[Stored records]
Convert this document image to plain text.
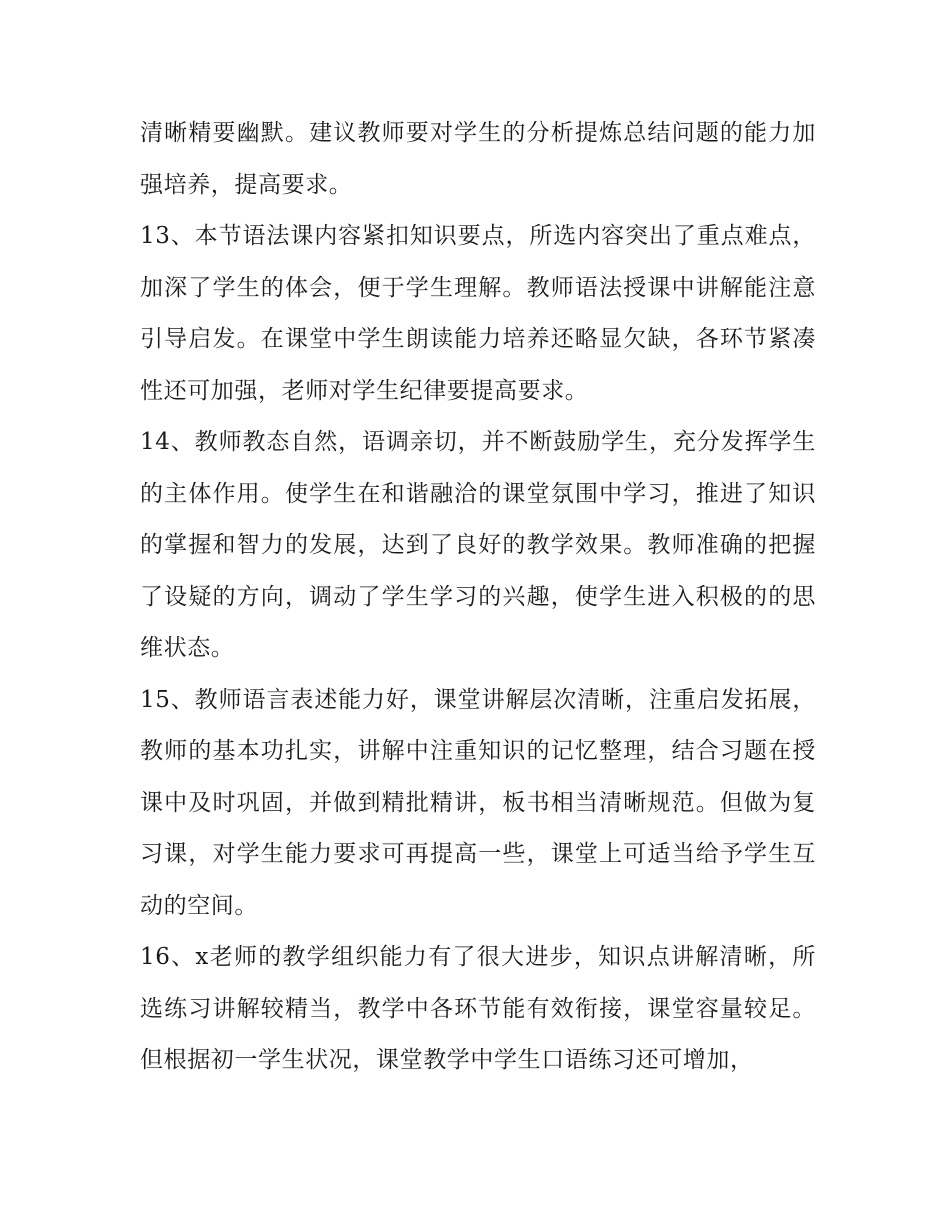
清晰精要幽默。建议教师要对学生的分析提炼总结问题的能力加强培养，提高要求。

13、本节语法课内容紧扣知识要点，所选内容突出了重点难点，加深了学生的体会，便于学生理解。教师语法授课中讲解能注意引导启发。在课堂中学生朗读能力培养还略显欠缺，各环节紧凑性还可加强，老师对学生纪律要提高要求。

14、教师教态自然，语调亲切，并不断鼓励学生，充分发挥学生的主体作用。使学生在和谐融洽的课堂氛围中学习，推进了知识的掌握和智力的发展，达到了良好的教学效果。教师准确的把握了设疑的方向，调动了学生学习的兴趣，使学生进入积极的的思维状态。

15、教师语言表述能力好，课堂讲解层次清晰，注重启发拓展，教师的基本功扎实，讲解中注重知识的记忆整理，结合习题在授课中及时巩固，并做到精批精讲，板书相当清晰规范。但做为复习课，对学生能力要求可再提高一些，课堂上可适当给予学生互动的空间。

16、x老师的教学组织能力有了很大进步，知识点讲解清晰，所选练习讲解较精当，教学中各环节能有效衔接，课堂容量较足。但根据初一学生状况，课堂教学中学生口语练习还可增加，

▶ _SET EXERCISE_: Above are the records; reproduce them exactly and leave out the pictures.

▶ _EXERCISE SOLUTION_:
Convert this document image to plain text.
清晰精要幽默。建议教师要对学生的分析提炼总结问题的能力加强培养，提高要求。

13、本节语法课内容紧扣知识要点，所选内容突出了重点难点，加深了学生的体会，便于学生理解。教师语法授课中讲解能注意引导启发。在课堂中学生朗读能力培养还略显欠缺，各环节紧凑性还可加强，老师对学生纪律要提高要求。

14、教师教态自然，语调亲切，并不断鼓励学生，充分发挥学生的主体作用。使学生在和谐融洽的课堂氛围中学习，推进了知识的掌握和智力的发展，达到了良好的教学效果。教师准确的把握了设疑的方向，调动了学生学习的兴趣，使学生进入积极的的思维状态。

15、教师语言表述能力好，课堂讲解层次清晰，注重启发拓展，教师的基本功扎实，讲解中注重知识的记忆整理，结合习题在授课中及时巩固，并做到精批精讲，板书相当清晰规范。但做为复习课，对学生能力要求可再提高一些，课堂上可适当给予学生互动的空间。

16、x老师的教学组织能力有了很大进步，知识点讲解清晰，所选练习讲解较精当，教学中各环节能有效衔接，课堂容量较足。但根据初一学生状况，课堂教学中学生口语练习还可增加，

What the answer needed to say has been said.